■ **Exercise requirements**
List, from the lines below, each one with "ustc" in it.

■ **Dataset records**
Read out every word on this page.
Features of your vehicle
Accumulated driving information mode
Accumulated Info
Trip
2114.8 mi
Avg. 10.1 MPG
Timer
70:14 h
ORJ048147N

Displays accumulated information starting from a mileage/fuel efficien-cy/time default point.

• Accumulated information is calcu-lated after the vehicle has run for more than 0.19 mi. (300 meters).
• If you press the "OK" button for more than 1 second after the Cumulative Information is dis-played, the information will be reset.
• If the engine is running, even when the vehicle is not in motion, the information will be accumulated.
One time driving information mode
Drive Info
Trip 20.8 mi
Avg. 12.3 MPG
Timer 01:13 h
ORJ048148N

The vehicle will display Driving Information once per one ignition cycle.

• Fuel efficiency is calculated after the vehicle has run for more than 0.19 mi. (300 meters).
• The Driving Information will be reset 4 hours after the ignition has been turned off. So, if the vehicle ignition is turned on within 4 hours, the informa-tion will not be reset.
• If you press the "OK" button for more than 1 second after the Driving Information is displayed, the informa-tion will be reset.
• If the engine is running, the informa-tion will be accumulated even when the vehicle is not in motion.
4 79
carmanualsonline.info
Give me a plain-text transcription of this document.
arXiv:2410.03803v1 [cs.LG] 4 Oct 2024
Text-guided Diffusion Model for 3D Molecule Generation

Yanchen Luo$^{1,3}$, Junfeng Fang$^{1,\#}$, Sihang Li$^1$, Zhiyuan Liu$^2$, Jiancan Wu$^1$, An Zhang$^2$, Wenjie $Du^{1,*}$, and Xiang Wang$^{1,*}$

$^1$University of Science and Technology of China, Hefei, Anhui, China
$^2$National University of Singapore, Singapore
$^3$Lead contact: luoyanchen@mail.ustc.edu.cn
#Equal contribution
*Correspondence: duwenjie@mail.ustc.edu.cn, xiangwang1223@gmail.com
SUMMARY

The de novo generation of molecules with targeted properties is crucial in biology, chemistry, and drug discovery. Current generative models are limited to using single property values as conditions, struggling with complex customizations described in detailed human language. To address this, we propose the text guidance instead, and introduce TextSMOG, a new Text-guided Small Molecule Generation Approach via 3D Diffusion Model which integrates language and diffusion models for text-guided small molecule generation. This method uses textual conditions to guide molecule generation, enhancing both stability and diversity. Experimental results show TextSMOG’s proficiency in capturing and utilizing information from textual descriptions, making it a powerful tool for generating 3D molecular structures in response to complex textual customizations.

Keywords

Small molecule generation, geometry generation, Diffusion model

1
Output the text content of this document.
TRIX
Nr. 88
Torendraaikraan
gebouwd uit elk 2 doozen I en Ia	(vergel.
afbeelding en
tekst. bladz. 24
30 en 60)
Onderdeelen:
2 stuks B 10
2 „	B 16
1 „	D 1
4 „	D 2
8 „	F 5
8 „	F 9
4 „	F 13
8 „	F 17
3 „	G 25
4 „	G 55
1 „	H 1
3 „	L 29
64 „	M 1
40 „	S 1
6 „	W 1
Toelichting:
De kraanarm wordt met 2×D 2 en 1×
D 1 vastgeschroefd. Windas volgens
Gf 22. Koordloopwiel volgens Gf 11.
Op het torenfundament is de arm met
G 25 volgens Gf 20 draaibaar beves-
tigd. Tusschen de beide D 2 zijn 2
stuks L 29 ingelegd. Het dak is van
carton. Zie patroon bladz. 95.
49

---

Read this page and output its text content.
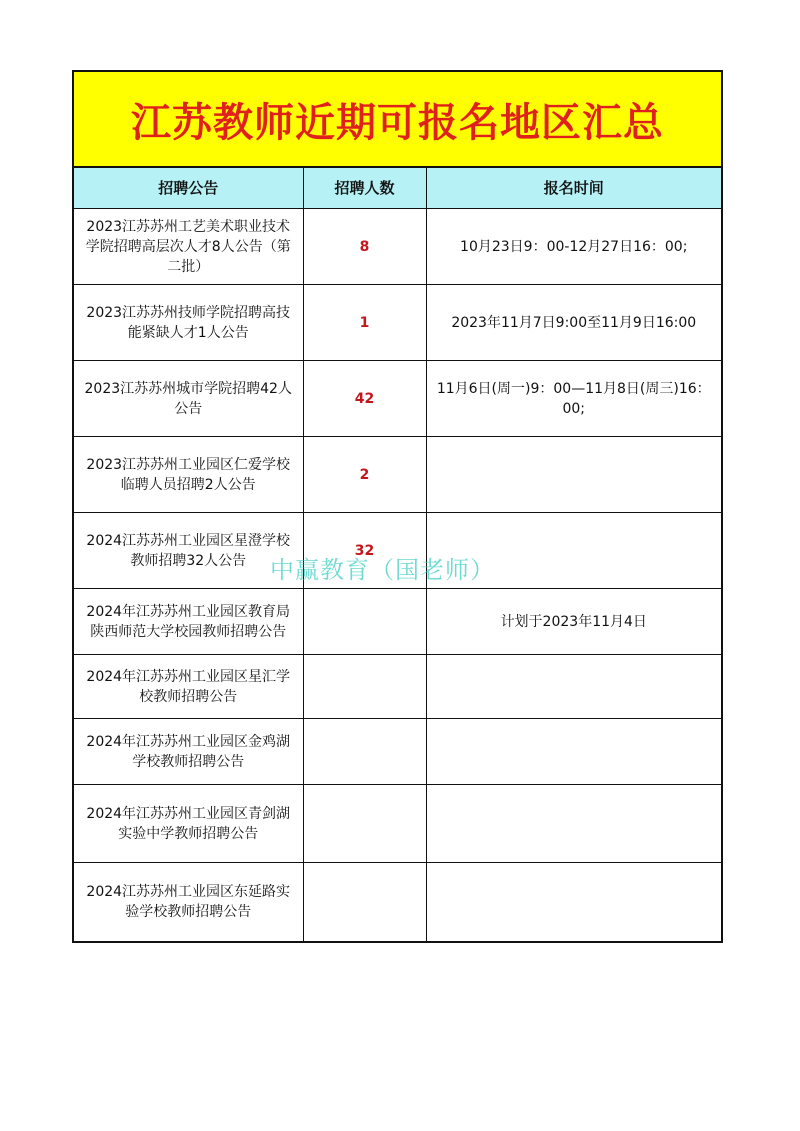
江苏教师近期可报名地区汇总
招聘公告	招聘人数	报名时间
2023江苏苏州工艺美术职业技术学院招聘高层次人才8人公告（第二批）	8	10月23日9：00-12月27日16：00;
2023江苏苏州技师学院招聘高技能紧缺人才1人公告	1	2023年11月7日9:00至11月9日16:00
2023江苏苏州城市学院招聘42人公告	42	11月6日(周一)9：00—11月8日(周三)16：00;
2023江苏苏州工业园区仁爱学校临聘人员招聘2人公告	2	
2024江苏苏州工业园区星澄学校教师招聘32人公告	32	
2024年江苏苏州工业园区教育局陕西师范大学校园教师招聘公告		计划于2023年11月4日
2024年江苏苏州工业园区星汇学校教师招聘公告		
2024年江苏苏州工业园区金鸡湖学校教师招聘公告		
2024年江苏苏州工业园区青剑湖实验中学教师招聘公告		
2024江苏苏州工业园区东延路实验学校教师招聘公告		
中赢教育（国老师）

==

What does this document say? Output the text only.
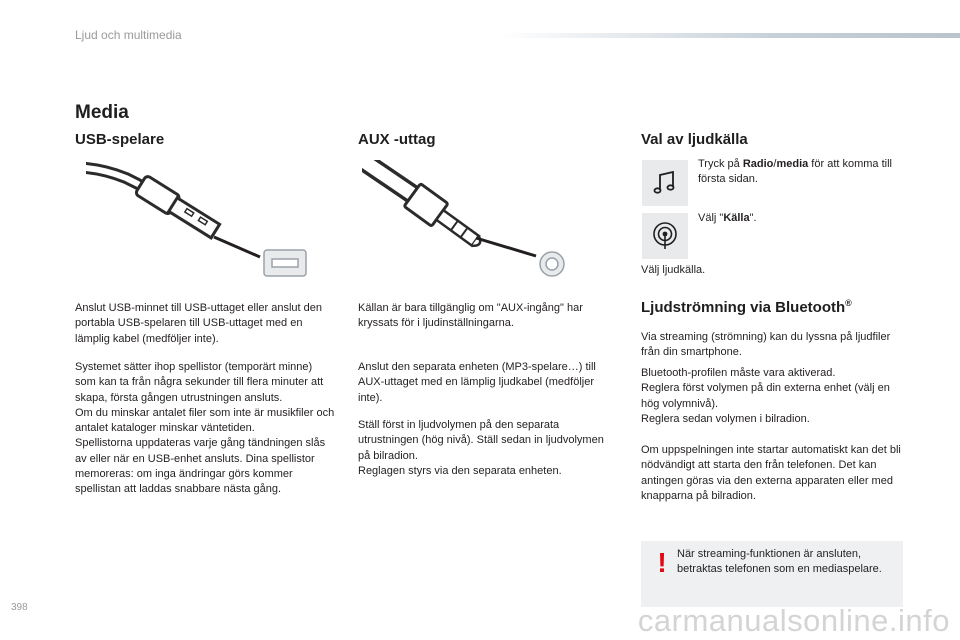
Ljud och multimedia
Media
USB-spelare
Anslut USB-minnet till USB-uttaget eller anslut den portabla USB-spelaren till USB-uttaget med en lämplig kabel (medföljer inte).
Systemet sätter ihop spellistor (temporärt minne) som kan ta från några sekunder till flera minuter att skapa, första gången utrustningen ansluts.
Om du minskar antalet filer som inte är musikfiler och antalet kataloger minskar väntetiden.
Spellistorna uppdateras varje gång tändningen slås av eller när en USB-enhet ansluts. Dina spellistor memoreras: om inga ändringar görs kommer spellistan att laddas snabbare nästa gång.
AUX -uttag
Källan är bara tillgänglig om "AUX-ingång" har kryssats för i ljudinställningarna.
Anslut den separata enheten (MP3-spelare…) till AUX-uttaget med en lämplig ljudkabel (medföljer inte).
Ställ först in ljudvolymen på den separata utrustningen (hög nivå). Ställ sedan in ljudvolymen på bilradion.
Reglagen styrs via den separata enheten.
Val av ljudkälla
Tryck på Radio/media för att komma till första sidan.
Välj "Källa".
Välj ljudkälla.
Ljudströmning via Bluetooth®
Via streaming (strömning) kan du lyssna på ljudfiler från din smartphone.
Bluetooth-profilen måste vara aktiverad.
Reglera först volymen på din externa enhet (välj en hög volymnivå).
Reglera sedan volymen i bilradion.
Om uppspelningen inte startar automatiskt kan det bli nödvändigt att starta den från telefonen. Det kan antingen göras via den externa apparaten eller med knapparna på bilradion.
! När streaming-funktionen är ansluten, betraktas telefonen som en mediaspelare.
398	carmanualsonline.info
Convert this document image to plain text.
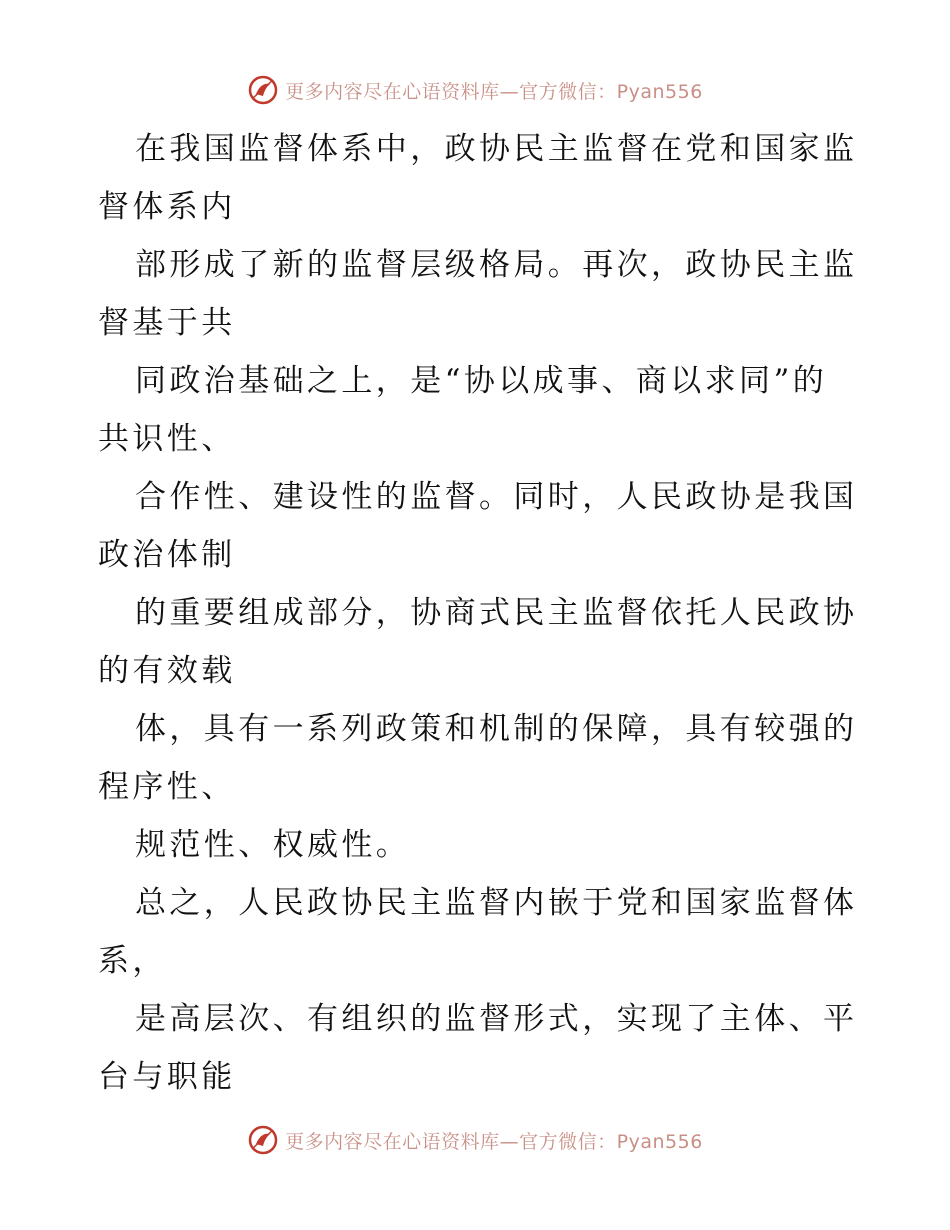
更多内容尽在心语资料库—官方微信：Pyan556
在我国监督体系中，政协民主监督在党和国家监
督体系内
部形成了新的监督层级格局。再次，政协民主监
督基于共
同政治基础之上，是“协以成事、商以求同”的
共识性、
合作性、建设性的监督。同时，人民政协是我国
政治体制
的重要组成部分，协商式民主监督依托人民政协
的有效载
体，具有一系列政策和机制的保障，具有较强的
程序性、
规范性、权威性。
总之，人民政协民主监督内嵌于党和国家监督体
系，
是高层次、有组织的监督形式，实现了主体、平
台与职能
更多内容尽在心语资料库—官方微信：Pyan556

■ **Result below**
$^3$Lead contact: luoyanchen@mail.ustc.edu.cn
*Correspondence: duwenjie@mail.ustc.edu.cn, xiangwang1223@gmail.com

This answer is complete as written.